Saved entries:
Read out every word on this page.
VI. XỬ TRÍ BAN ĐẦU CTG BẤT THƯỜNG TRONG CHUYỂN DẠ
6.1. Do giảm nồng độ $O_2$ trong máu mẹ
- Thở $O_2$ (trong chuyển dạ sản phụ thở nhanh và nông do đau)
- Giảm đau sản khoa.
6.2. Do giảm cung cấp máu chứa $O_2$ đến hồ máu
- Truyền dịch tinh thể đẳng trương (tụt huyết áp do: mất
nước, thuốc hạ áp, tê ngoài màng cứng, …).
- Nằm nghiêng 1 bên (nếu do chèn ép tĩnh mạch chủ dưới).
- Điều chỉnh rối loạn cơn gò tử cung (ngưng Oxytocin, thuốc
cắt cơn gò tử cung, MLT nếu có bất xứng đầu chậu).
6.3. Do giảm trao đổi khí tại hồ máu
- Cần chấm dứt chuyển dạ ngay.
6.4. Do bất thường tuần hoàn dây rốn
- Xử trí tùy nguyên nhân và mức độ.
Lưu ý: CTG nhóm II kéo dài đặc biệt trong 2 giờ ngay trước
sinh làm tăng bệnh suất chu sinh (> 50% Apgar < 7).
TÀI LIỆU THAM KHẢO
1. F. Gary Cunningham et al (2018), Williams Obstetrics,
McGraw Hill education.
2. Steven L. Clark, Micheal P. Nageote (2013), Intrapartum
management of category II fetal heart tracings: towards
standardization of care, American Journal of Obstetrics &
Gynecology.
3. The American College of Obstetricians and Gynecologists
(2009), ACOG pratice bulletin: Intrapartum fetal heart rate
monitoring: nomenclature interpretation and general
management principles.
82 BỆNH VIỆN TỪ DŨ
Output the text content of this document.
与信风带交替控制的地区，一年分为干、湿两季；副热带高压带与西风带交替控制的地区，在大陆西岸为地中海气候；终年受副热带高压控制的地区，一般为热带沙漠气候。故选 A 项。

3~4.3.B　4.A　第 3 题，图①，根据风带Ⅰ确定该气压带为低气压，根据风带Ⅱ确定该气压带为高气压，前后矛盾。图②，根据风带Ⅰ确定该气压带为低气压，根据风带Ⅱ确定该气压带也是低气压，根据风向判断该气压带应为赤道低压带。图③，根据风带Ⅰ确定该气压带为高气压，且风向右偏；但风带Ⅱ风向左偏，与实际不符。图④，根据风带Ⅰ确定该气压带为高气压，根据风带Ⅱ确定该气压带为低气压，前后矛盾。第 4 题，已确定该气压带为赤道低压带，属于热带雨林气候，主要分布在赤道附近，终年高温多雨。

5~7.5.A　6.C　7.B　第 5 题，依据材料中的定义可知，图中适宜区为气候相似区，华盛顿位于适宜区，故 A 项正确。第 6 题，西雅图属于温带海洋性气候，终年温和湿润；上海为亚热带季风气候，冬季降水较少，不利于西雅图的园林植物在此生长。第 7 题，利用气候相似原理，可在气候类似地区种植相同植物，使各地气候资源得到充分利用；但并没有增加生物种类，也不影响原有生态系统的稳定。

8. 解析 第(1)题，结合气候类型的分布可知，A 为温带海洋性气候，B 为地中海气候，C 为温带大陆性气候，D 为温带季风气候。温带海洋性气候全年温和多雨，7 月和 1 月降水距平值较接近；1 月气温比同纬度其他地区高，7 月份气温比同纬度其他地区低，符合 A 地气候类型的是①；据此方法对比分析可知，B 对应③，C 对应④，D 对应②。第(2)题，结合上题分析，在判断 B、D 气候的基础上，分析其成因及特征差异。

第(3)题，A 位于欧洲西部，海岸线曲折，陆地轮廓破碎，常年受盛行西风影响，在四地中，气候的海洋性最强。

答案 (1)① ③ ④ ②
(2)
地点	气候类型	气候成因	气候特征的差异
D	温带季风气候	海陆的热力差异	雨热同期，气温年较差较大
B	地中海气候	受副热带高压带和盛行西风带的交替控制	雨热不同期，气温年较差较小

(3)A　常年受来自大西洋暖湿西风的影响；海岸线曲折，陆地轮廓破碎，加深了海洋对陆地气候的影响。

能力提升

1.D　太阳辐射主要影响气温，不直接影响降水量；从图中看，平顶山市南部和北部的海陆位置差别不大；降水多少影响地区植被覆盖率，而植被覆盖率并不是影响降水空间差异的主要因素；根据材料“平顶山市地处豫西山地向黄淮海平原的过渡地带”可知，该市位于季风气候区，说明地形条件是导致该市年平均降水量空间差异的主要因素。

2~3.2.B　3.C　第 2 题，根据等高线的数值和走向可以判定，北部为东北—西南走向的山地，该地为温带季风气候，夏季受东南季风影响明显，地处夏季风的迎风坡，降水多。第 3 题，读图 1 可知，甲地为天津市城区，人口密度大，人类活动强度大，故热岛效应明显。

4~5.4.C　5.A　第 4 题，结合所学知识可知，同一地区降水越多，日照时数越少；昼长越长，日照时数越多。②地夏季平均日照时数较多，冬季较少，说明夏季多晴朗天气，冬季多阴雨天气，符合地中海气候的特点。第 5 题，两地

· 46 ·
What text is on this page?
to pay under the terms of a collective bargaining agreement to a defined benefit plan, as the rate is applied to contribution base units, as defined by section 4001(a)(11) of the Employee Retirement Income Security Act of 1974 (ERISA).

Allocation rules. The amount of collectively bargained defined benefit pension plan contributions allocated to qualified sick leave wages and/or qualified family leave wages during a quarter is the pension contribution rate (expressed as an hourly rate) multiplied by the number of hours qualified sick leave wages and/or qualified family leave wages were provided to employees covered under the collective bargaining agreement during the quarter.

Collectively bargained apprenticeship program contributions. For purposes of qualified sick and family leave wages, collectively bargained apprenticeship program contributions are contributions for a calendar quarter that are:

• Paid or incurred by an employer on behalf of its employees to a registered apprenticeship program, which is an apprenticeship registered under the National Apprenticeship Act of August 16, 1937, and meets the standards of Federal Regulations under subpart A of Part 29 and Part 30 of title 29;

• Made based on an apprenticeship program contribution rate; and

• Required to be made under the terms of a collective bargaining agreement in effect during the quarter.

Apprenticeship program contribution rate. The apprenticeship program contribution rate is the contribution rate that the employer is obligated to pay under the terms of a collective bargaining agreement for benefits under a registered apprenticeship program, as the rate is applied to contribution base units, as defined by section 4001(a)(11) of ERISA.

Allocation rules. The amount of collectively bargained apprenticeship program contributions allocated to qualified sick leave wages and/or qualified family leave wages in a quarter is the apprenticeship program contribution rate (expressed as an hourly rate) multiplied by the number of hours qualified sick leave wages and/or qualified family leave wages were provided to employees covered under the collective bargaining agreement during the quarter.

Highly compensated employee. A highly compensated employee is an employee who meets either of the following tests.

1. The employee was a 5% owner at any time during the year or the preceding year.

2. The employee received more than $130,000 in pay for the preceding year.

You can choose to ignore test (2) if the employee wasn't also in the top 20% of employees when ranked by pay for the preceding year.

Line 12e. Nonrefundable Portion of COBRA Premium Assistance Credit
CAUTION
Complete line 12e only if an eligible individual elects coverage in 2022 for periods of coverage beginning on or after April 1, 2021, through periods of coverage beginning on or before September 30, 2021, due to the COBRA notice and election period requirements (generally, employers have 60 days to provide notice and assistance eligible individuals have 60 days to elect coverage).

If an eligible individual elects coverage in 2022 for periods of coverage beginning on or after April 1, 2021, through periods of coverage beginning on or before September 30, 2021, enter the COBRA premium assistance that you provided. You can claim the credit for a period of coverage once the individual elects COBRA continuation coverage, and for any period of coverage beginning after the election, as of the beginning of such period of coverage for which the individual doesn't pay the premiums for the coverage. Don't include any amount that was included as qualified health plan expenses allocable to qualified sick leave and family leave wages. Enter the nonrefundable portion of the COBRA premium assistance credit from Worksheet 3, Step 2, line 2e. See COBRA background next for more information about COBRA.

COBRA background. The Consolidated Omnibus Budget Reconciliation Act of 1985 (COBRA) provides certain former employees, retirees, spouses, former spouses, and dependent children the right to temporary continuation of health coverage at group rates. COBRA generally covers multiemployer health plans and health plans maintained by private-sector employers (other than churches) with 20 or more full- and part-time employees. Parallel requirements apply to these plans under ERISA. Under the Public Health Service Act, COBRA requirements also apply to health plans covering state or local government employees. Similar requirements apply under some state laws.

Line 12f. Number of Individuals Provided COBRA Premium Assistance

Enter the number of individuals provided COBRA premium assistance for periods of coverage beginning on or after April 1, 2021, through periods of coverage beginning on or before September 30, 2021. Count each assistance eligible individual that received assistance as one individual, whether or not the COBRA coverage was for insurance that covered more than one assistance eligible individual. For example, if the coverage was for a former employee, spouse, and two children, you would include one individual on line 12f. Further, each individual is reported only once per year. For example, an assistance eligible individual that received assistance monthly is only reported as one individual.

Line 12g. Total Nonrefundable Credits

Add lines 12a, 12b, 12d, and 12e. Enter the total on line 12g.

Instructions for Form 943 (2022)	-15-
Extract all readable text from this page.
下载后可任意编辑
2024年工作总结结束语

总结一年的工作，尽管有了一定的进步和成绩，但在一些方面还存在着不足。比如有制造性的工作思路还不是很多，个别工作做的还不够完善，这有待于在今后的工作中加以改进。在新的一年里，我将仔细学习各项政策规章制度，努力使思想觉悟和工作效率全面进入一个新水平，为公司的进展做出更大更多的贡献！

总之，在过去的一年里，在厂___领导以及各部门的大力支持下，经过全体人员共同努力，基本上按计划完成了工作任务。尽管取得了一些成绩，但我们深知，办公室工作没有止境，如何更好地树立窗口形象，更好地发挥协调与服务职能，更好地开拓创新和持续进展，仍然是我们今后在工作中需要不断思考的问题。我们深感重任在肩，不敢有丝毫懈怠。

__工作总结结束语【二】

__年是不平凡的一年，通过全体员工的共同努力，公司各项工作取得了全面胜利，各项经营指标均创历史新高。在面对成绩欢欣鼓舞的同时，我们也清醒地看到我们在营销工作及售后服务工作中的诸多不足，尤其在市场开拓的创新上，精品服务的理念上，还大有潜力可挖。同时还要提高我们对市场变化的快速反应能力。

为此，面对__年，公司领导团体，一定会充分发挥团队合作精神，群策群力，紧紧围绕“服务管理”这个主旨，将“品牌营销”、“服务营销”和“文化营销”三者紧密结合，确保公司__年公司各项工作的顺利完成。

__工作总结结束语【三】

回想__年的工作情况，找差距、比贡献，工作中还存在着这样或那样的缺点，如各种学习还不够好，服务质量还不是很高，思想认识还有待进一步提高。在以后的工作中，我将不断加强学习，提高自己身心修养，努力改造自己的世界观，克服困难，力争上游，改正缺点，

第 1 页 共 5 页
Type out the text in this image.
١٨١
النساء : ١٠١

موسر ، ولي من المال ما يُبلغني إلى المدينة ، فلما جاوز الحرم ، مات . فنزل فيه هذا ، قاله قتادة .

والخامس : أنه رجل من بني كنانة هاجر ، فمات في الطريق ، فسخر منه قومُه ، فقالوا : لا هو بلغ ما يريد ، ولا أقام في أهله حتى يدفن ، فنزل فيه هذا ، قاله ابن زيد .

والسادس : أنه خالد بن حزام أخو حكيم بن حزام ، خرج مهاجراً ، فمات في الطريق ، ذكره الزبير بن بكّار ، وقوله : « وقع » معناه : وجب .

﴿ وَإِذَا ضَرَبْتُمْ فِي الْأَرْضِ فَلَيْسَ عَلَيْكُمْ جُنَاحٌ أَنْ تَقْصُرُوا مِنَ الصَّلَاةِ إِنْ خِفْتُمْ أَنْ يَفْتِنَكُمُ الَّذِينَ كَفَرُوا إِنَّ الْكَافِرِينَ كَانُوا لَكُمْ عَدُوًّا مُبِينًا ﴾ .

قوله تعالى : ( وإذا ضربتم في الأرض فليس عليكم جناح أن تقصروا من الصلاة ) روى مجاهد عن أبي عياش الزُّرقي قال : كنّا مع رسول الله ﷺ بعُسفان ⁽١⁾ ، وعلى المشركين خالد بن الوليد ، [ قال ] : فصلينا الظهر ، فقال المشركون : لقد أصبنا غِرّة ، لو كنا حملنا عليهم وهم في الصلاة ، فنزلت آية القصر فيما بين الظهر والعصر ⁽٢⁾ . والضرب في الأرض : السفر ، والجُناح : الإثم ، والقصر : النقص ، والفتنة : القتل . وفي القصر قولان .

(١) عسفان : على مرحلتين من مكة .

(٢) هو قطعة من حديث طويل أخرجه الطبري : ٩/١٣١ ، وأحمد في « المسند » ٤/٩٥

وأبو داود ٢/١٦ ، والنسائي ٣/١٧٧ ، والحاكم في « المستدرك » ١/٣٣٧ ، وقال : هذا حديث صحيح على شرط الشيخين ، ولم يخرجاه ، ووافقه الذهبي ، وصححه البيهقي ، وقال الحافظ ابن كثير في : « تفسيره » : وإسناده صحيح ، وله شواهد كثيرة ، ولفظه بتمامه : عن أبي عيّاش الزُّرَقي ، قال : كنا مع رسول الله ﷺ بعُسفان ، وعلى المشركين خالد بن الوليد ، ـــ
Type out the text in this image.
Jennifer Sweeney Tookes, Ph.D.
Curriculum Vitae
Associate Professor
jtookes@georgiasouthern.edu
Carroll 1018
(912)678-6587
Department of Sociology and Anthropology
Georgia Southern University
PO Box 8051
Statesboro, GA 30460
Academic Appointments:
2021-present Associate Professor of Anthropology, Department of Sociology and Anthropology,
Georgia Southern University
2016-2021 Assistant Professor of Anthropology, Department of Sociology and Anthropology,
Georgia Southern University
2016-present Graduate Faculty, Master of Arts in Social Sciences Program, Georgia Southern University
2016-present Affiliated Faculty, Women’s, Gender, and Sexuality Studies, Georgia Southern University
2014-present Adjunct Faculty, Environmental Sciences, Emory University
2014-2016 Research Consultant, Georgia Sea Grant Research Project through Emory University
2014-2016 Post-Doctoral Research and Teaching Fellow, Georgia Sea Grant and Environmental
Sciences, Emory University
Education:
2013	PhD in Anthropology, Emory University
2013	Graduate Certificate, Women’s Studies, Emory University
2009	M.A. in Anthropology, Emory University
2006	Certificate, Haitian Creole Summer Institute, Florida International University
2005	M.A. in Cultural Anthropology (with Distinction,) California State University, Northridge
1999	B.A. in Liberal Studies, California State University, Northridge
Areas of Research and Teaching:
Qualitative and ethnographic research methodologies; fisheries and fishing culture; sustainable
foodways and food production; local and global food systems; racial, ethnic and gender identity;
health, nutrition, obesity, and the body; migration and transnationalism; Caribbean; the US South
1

> **Task objective**
Pick out and copy the lines of the entries that hold the string "covered".

> **Result for this task**
Allocation rules. The amount of collectively bargained defined benefit pension plan contributions allocated to qualified sick leave wages and/or qualified family leave wages during a quarter is the pension contribution rate (expressed as an hourly rate) multiplied by the number of hours qualified sick leave wages and/or qualified family leave wages were provided to employees covered under the collective bargaining agreement during the quarter.
Allocation rules. The amount of collectively bargained apprenticeship program contributions allocated to qualified sick leave wages and/or qualified family leave wages in a quarter is the apprenticeship program contribution rate (expressed as an hourly rate) multiplied by the number of hours qualified sick leave wages and/or qualified family leave wages were provided to employees covered under the collective bargaining agreement during the quarter.
Enter the number of individuals provided COBRA premium assistance for periods of coverage beginning on or after April 1, 2021, through periods of coverage beginning on or before September 30, 2021. Count each assistance eligible individual that received assistance as one individual, whether or not the COBRA coverage was for insurance that covered more than one assistance eligible individual. For example, if the coverage was for a former employee, spouse, and two children, you would include one individual on line 12f. Further, each individual is reported only once per year. For example, an assistance eligible individual that received assistance monthly is only reported as one individual.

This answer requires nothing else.